### [BRIEF]
Answer with one number: how many lines hold the string "profile".
===== TASK MATERIAL =====
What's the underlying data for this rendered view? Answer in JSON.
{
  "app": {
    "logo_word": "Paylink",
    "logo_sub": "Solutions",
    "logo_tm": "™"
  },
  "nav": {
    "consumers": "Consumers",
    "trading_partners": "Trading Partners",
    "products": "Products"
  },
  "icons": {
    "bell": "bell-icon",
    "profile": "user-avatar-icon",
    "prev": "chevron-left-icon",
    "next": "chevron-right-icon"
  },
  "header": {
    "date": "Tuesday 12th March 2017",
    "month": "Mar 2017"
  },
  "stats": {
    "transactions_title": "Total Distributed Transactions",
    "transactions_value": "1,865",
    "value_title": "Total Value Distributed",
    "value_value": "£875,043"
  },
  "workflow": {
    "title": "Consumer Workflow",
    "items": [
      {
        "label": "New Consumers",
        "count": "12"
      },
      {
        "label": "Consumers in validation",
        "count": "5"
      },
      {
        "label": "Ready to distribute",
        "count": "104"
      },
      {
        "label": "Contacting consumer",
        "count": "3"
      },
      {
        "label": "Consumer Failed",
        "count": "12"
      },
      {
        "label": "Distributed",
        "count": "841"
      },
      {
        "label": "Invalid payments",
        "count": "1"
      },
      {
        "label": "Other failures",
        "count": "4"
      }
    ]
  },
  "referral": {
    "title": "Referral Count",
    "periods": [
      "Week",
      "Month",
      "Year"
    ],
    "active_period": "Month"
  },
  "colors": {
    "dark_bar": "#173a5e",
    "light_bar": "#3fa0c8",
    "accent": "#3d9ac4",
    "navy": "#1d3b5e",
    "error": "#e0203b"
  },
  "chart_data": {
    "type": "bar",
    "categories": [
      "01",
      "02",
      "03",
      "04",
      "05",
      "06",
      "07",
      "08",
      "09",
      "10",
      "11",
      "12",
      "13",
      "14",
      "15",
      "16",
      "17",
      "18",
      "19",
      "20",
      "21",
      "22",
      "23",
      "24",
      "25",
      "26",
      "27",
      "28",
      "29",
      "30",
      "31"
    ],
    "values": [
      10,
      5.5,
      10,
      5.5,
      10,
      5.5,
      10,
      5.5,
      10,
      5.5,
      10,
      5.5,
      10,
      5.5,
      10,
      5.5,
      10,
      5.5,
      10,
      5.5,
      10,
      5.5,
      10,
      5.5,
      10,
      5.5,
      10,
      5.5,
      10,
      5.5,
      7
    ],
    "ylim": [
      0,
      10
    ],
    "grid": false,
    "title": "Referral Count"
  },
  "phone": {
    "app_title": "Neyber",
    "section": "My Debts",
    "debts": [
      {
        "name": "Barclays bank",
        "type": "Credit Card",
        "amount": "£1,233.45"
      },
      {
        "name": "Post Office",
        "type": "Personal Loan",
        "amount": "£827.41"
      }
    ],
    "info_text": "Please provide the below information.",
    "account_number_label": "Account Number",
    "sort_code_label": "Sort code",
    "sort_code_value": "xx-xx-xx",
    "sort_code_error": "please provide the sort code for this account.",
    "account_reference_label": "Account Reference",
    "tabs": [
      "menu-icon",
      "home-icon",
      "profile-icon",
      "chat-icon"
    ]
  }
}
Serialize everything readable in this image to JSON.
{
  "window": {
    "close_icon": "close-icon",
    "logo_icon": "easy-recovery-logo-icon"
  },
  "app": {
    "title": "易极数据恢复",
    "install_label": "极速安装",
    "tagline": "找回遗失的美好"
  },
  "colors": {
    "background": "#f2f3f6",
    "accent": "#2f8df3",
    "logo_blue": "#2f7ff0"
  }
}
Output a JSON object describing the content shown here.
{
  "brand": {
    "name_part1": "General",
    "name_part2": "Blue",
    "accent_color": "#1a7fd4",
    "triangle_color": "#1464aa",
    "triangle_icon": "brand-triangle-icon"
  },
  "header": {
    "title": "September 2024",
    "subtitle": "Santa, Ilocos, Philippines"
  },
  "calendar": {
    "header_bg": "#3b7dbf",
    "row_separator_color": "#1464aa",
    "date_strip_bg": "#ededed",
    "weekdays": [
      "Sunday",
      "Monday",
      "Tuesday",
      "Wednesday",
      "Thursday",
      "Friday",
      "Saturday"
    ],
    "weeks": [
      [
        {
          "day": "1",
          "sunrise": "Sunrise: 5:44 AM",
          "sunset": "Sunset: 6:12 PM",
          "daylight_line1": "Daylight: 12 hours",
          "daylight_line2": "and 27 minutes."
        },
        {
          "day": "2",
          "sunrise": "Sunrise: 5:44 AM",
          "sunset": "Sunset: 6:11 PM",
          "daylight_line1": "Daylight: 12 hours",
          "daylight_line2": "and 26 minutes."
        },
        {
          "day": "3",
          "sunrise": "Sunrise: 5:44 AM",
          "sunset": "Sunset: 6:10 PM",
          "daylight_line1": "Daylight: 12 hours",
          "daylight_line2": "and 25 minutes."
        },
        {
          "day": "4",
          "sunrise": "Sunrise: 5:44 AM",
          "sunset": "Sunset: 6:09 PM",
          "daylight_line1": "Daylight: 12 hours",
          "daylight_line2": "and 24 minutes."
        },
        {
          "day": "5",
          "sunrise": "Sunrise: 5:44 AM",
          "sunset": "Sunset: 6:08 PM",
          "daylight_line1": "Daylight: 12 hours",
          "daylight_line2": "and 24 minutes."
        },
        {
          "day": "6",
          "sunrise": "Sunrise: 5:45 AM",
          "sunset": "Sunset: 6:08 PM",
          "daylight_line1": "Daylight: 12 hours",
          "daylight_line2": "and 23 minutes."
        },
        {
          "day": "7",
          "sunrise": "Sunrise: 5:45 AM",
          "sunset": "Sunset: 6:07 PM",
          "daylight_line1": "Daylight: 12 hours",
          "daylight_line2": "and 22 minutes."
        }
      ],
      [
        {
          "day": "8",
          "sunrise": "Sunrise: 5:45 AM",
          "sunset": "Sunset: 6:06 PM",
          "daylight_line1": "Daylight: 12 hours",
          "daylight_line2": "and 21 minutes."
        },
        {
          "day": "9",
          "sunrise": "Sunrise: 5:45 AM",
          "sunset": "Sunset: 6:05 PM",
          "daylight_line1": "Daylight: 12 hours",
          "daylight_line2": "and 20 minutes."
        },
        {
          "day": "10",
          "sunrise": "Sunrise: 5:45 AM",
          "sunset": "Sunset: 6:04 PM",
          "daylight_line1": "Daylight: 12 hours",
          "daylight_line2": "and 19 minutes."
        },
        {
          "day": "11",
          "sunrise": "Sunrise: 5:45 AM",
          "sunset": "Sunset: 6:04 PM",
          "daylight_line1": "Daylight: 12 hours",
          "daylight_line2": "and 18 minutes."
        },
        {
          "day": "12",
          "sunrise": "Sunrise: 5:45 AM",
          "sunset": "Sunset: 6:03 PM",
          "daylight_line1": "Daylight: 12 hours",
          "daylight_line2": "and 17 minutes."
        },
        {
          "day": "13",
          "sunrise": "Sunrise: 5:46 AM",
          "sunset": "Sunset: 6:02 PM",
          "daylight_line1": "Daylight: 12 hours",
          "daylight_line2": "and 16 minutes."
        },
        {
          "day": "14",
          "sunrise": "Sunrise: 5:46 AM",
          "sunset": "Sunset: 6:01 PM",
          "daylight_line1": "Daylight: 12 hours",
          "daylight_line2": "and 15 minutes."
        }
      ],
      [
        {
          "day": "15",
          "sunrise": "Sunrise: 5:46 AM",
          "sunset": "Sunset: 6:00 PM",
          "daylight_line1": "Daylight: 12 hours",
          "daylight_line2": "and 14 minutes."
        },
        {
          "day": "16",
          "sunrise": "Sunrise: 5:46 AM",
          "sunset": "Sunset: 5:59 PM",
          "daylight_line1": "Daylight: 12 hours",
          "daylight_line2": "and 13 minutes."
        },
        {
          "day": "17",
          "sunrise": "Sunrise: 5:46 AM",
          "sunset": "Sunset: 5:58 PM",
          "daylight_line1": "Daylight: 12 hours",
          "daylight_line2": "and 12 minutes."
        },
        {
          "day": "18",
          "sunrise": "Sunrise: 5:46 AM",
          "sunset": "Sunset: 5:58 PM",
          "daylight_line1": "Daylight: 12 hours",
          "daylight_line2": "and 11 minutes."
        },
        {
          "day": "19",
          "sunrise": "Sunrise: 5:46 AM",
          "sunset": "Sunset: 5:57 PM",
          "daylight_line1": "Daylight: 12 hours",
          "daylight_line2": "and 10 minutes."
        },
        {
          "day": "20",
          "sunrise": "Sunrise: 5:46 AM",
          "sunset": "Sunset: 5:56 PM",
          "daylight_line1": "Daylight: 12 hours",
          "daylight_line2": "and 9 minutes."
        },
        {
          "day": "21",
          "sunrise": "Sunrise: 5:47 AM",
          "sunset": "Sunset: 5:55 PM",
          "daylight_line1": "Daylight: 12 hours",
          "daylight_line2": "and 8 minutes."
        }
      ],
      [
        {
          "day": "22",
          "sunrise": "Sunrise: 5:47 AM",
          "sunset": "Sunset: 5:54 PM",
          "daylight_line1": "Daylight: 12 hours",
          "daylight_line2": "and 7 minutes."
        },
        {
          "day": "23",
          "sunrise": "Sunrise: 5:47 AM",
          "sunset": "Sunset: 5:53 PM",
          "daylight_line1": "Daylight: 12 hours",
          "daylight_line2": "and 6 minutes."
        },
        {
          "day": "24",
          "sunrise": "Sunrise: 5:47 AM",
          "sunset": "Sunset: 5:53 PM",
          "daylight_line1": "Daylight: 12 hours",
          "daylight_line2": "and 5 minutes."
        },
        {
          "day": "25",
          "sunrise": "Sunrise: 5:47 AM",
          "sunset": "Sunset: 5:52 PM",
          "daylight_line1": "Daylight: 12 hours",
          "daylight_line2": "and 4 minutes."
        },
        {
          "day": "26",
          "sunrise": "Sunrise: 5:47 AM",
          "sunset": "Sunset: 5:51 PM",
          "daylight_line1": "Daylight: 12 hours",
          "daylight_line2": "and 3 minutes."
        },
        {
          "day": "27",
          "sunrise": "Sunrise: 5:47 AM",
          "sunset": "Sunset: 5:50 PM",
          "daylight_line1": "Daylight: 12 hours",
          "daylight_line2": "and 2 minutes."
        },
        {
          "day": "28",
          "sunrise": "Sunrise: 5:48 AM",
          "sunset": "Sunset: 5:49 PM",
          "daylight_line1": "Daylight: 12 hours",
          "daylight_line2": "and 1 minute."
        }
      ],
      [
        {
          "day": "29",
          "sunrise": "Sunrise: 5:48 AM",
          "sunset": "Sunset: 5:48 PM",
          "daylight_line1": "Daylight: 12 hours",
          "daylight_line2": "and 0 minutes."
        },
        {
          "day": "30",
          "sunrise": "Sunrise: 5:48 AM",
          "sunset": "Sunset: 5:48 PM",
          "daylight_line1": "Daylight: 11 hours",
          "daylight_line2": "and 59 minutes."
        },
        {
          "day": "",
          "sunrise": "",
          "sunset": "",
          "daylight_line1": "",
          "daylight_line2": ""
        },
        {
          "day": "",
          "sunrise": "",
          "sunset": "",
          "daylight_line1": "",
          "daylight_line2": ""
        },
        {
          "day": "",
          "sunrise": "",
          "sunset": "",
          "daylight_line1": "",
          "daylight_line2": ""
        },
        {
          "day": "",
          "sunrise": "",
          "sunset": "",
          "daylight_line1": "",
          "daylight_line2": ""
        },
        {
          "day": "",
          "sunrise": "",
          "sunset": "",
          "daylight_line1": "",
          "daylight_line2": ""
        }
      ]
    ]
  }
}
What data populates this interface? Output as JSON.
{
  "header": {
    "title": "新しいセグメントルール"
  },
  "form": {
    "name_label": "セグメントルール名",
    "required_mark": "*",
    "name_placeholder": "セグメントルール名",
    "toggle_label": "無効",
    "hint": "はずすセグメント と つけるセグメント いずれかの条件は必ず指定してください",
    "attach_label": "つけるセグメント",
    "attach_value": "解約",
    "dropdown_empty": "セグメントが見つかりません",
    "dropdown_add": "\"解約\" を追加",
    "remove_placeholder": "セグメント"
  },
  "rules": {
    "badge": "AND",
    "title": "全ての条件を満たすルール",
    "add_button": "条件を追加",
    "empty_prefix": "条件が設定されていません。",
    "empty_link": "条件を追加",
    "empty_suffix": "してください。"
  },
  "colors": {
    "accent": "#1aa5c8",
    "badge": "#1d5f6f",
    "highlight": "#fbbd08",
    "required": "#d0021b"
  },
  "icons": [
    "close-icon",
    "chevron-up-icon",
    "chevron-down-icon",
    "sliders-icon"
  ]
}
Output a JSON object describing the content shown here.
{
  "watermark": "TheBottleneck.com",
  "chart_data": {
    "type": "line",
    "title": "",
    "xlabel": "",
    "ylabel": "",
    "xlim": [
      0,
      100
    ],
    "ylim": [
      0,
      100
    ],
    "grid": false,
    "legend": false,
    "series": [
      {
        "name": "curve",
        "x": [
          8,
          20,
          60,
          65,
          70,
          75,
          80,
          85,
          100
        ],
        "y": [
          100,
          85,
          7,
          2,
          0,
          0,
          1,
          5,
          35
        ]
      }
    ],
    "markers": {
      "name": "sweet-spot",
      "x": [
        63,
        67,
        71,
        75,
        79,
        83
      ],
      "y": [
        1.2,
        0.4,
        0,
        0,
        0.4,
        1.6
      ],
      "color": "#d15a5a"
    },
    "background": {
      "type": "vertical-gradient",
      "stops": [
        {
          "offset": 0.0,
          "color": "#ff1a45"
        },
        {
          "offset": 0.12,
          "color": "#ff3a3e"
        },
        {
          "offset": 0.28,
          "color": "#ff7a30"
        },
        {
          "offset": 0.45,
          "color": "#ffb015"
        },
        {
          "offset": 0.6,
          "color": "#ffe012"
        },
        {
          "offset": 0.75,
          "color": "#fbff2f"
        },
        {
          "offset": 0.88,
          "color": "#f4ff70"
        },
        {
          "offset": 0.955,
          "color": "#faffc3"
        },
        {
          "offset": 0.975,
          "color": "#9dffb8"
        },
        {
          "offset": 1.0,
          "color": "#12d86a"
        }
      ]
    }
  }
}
=====
### [RESULT FOR THIS EXERCISE]
2